▶ **Problema a resolver**
Imprime tal cual las líneas que van desde la primera hasta la que contiene "text-line: 适老化改造服务。目前，全市共有 7612", ambas incluidas.

Registros de elementos y coordenadas:
○ ○ ○ ○ ○
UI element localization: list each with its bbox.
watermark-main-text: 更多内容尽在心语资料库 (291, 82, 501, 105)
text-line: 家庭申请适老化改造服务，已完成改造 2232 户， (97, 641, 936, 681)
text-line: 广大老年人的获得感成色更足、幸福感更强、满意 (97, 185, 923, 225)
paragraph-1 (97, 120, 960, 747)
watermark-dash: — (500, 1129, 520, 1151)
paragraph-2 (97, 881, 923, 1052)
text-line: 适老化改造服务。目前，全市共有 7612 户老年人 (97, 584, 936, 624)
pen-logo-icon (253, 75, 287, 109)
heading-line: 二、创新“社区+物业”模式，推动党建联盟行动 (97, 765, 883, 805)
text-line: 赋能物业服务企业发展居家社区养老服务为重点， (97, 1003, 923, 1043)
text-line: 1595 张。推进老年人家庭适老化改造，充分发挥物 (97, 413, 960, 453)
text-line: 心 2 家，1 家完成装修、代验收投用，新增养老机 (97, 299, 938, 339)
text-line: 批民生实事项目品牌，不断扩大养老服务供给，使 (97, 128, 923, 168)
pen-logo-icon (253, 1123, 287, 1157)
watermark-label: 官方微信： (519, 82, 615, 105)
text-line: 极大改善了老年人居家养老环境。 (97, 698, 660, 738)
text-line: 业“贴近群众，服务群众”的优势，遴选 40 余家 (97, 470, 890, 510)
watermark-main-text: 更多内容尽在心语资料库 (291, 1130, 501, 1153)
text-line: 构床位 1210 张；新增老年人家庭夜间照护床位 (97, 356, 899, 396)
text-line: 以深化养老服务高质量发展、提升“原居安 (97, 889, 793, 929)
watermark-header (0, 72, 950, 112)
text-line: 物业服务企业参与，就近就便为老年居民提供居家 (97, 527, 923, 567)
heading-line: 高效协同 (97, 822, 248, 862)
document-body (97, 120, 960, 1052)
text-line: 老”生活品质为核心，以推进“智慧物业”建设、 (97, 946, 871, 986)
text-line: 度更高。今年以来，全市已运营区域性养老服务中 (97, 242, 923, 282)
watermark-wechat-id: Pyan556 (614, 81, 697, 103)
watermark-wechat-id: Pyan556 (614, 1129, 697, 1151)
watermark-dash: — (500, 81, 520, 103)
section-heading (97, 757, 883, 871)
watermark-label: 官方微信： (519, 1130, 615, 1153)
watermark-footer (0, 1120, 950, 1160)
○ ○ ○ ○ ○
▶ **Resultado final**
UI element localization: list each with its bbox.
watermark-main-text: 更多内容尽在心语资料库 (291, 82, 501, 105)
text-line: 家庭申请适老化改造服务，已完成改造 2232 户， (97, 641, 936, 681)
text-line: 广大老年人的获得感成色更足、幸福感更强、满意 (97, 185, 923, 225)
paragraph-1 (97, 120, 960, 747)
watermark-dash: — (500, 1129, 520, 1151)
paragraph-2 (97, 881, 923, 1052)
text-line: 适老化改造服务。目前，全市共有 7612 户老年人 (97, 584, 936, 624)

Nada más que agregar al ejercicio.